Given task:
In the entries that follow, find the word "panel" and report each line it is on.

The records:
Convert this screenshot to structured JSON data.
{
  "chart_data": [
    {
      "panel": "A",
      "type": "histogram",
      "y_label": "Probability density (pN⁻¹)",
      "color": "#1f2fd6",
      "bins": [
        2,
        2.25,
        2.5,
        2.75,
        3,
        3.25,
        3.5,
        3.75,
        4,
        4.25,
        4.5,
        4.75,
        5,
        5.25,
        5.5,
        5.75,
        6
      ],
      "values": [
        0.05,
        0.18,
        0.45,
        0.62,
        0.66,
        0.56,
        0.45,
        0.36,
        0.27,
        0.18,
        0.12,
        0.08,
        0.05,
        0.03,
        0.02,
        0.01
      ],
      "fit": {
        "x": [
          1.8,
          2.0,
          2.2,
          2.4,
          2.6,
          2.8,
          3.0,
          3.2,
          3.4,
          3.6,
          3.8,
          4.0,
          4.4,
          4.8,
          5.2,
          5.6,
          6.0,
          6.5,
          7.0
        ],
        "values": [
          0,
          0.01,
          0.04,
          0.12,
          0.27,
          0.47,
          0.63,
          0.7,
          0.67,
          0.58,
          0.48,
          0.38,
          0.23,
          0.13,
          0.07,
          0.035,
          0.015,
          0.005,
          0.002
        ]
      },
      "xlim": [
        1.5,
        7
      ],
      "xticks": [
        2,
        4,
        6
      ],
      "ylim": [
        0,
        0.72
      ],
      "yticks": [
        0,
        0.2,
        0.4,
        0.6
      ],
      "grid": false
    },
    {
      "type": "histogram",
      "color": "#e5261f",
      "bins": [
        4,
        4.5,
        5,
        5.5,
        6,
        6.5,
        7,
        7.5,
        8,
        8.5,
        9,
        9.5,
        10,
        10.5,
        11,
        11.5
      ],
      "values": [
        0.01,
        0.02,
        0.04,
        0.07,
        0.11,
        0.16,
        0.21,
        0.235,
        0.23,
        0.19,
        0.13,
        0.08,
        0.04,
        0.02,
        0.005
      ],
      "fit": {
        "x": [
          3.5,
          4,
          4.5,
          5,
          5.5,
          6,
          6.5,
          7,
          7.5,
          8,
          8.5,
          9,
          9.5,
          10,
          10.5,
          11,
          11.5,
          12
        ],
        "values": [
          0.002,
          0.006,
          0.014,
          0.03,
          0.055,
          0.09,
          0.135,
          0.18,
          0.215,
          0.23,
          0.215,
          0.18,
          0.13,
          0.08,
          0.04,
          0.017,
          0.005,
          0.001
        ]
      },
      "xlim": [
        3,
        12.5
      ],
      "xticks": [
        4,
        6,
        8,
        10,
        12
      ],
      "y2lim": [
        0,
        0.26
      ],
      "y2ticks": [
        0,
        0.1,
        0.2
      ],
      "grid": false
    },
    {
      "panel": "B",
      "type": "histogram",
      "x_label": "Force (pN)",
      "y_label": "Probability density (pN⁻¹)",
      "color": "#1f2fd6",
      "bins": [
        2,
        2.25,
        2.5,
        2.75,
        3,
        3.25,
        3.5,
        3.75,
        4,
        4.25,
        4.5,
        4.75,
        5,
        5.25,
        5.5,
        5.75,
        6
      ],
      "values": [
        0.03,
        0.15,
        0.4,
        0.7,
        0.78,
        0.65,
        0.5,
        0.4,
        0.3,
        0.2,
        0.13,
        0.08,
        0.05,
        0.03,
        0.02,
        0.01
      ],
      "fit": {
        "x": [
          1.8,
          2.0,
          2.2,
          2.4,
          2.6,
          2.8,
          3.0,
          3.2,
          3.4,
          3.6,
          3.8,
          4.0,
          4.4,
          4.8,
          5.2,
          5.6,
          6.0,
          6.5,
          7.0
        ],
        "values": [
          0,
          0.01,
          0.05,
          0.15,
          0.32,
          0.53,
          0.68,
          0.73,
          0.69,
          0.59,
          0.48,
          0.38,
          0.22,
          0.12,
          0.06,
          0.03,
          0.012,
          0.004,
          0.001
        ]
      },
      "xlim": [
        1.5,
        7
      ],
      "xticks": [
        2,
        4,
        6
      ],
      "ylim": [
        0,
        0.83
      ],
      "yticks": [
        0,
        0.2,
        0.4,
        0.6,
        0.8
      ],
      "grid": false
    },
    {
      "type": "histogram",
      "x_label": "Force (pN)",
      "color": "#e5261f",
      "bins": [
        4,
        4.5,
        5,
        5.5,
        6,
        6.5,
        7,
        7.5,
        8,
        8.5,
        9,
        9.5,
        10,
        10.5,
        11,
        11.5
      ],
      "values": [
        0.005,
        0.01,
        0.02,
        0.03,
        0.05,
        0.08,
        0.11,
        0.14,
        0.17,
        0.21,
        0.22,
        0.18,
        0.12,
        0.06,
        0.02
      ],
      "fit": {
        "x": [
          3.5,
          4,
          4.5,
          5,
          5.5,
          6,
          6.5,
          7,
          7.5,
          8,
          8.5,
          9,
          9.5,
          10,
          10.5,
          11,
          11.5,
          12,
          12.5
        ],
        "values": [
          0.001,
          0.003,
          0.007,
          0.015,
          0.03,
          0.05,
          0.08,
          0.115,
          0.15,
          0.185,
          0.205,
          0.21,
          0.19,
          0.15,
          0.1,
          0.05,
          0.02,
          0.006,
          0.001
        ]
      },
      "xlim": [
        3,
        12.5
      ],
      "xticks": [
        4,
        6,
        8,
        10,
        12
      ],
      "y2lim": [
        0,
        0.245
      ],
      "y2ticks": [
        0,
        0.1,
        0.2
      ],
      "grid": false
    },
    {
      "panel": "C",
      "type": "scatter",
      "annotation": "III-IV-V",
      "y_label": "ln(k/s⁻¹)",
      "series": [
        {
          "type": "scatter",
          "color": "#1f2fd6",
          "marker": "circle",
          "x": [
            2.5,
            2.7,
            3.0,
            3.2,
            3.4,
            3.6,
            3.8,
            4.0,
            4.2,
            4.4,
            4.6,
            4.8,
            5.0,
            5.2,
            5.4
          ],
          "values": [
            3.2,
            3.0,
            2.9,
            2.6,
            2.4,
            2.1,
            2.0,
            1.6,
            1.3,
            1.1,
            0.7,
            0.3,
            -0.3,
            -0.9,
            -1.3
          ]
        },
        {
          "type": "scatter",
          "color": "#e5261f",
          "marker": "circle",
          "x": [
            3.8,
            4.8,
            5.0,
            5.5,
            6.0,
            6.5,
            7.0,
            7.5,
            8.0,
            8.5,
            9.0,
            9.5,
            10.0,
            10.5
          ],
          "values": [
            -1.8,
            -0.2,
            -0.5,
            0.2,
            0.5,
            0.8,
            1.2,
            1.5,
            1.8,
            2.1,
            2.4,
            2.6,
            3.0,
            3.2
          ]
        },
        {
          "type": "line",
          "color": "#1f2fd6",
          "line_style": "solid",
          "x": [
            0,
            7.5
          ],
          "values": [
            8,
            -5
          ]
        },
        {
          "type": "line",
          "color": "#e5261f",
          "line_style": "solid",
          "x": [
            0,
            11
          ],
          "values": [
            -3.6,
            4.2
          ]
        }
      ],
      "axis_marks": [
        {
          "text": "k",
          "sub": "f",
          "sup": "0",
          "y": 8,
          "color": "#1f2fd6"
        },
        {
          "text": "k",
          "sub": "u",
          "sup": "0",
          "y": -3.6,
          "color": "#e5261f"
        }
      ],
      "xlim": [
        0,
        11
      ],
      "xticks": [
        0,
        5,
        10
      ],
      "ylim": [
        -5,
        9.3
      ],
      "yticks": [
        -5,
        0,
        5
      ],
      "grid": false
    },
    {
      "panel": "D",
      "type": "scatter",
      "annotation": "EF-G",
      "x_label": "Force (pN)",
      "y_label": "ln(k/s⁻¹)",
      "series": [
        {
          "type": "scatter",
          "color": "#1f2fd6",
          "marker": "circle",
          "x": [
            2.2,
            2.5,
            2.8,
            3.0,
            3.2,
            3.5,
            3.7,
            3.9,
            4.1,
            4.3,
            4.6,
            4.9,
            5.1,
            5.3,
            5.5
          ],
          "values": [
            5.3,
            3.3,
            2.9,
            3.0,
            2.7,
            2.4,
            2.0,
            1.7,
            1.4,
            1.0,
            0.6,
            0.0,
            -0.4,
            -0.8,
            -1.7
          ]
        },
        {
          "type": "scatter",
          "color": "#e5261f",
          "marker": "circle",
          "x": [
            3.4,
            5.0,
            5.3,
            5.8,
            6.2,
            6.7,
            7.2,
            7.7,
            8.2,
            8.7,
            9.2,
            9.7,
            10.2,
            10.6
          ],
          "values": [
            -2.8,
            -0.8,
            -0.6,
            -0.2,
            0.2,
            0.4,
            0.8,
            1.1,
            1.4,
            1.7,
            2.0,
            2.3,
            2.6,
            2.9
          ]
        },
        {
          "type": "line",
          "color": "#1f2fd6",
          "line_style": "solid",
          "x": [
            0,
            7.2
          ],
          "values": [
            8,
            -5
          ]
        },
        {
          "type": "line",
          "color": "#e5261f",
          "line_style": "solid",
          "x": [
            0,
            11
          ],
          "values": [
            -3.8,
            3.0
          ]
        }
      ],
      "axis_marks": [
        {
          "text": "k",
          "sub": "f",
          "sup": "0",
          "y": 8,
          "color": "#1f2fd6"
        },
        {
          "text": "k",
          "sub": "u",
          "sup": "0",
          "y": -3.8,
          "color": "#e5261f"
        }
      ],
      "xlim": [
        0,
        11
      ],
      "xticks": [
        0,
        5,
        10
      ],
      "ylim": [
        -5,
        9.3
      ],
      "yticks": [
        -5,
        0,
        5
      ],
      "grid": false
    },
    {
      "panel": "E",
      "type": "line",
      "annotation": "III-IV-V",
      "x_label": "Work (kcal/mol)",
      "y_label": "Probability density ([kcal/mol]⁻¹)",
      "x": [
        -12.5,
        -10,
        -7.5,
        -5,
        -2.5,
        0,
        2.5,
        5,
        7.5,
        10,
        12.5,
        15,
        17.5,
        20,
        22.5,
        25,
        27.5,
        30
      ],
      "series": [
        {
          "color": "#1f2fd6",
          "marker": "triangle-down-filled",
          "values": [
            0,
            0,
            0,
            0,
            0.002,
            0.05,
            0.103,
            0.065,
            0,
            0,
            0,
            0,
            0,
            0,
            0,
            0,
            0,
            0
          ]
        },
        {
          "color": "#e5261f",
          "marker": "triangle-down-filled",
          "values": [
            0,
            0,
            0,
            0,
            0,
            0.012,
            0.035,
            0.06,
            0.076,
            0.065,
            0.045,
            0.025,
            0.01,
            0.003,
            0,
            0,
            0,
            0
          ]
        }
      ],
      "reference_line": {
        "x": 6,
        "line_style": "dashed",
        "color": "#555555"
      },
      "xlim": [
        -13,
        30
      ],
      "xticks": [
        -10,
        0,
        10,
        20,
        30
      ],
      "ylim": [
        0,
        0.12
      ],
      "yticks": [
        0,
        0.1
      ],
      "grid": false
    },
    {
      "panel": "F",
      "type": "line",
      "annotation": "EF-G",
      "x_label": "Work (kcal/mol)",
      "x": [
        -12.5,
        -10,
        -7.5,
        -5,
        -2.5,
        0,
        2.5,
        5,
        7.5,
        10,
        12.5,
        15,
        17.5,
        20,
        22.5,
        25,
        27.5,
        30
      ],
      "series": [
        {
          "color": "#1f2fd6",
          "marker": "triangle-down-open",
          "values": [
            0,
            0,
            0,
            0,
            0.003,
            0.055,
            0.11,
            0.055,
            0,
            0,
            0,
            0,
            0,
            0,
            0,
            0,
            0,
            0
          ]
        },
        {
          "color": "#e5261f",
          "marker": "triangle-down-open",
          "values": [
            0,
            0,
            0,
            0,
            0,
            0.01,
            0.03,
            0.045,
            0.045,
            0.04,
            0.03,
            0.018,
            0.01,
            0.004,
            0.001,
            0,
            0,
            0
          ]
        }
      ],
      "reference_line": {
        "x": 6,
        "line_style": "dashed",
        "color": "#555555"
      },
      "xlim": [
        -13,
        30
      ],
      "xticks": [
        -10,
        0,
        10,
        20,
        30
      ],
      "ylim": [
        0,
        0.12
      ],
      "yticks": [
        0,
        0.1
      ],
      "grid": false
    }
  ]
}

Written response:
      "panel": "A",
      "panel": "B",
      "panel": "C",
      "panel": "D",
      "panel": "E",
      "panel": "F",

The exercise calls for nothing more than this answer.